→ **Exercise details**:
Below are some records. Copy every line in them that holds "this".

→ **Dataset records**:
** begin **
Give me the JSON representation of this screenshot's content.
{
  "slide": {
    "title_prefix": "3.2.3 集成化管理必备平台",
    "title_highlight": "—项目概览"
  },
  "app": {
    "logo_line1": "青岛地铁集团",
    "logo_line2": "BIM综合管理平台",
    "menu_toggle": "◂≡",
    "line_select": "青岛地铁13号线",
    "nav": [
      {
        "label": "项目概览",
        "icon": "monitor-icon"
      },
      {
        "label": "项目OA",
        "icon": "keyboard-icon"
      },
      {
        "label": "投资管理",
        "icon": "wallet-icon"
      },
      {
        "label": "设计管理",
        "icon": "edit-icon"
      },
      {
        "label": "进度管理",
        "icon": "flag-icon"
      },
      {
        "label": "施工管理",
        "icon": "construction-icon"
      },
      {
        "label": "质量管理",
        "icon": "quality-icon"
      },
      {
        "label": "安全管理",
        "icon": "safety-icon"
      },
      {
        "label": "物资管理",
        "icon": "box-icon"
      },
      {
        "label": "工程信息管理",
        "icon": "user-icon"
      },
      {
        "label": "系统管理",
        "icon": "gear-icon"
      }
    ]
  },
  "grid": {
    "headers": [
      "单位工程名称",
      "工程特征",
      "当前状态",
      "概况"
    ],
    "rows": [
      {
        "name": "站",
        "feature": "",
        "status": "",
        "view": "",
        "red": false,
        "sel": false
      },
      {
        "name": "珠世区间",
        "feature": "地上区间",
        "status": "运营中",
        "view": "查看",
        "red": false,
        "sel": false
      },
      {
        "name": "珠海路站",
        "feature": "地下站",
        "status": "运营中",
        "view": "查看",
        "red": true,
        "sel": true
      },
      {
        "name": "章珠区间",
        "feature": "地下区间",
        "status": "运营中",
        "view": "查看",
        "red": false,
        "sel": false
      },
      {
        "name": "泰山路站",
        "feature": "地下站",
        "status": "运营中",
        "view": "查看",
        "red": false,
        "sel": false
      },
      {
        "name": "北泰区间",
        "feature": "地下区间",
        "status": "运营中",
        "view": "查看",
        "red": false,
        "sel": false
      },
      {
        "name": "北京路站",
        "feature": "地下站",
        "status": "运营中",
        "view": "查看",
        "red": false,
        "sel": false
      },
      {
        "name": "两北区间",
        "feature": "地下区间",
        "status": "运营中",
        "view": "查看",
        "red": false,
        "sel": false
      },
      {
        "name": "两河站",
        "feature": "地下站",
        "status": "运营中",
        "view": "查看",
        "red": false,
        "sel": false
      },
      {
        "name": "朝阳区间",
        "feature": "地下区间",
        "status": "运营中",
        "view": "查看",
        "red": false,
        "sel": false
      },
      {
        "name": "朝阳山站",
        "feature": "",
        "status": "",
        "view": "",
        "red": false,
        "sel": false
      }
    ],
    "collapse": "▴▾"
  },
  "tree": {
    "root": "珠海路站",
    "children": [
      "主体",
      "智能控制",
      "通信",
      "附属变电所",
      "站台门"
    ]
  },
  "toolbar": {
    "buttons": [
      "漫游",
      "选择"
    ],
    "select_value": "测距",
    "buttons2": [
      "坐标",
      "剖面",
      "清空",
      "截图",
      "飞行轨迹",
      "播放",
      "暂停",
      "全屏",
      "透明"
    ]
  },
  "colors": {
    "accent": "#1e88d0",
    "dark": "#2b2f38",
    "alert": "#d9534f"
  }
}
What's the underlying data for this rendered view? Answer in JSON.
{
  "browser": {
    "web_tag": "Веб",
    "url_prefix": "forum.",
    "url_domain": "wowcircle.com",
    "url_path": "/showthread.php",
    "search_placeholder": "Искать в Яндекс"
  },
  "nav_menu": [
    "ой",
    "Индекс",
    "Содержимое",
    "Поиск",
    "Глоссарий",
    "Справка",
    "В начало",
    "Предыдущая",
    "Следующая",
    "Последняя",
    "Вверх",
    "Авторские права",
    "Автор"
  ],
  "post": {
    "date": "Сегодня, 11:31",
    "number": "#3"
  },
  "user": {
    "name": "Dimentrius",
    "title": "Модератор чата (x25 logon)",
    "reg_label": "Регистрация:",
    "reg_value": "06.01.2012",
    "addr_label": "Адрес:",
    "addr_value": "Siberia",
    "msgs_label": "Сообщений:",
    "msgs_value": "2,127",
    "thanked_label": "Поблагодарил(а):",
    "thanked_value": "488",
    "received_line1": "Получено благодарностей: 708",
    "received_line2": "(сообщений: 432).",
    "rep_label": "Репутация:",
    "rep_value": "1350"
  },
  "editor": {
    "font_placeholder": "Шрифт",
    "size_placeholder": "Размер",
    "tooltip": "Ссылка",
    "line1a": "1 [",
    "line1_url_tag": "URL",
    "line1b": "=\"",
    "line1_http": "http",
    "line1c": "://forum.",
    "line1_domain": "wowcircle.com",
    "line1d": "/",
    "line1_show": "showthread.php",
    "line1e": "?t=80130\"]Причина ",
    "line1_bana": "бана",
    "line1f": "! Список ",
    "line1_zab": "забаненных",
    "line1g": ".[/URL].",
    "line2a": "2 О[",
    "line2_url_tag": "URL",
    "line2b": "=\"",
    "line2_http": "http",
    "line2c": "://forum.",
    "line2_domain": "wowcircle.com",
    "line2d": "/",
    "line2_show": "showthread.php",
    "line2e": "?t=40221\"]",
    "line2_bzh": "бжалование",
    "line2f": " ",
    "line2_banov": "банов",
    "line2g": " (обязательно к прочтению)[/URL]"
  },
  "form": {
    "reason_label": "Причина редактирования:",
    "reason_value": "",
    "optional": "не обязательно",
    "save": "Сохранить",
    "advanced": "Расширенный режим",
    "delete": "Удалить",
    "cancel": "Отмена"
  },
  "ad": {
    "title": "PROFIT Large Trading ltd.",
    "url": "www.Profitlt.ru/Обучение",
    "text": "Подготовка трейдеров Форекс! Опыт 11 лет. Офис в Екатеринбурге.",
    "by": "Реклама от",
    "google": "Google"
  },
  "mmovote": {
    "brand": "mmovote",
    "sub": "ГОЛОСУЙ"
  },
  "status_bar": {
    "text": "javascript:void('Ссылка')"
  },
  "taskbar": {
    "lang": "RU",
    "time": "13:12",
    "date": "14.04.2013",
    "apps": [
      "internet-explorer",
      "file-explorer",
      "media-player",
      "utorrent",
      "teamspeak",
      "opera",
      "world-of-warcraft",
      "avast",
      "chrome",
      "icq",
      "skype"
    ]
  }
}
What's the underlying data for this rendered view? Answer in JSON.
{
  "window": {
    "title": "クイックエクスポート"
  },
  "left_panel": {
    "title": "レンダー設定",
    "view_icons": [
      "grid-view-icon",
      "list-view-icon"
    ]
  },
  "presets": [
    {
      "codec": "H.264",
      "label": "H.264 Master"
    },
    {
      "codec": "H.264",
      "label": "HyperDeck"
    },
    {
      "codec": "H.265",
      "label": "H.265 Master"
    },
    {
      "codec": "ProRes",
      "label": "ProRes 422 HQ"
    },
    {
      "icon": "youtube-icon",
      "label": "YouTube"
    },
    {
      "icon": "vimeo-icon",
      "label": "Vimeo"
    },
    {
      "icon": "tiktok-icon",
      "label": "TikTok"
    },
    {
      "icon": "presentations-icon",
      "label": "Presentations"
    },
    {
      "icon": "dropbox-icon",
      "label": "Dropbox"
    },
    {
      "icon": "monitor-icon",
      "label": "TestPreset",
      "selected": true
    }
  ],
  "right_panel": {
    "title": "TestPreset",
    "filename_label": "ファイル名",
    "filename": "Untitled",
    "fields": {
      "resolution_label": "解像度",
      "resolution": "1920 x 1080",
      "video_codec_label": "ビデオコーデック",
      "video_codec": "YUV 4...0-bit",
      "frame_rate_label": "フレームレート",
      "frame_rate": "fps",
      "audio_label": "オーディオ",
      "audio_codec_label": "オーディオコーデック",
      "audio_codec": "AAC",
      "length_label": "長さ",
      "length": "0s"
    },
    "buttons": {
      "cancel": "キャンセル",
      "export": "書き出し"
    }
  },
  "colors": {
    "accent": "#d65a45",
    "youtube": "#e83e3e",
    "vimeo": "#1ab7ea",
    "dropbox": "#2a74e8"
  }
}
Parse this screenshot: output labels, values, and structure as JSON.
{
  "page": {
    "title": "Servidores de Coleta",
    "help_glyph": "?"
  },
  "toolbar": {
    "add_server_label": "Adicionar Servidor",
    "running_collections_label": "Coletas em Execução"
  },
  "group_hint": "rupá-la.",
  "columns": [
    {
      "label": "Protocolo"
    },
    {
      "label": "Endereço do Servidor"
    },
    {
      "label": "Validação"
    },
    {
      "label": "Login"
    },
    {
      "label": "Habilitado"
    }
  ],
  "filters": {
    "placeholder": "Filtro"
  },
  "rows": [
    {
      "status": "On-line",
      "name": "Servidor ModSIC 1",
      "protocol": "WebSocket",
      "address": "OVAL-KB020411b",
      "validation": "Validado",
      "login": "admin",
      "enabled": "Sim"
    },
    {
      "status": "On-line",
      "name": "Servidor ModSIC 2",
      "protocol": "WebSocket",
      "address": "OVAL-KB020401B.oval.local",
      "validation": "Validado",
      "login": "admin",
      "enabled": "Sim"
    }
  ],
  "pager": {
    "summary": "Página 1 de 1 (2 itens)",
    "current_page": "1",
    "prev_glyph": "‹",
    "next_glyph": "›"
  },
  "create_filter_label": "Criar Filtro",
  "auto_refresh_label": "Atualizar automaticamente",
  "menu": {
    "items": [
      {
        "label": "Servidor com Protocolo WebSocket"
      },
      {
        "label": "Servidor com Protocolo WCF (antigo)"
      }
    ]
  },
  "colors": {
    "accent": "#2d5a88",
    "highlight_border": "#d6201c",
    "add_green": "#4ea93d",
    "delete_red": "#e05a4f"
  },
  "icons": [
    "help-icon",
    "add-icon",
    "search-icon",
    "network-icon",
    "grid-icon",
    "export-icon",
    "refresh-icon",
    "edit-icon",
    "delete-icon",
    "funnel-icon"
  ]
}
** end **
→ **Full output**:
Give me the JSON representation of this screenshot's content.
What's the underlying data for this rendered view? Answer in JSON.
What's the underlying data for this rendered view? Answer in JSON.
Parse this screenshot: output labels, values, and structure as JSON.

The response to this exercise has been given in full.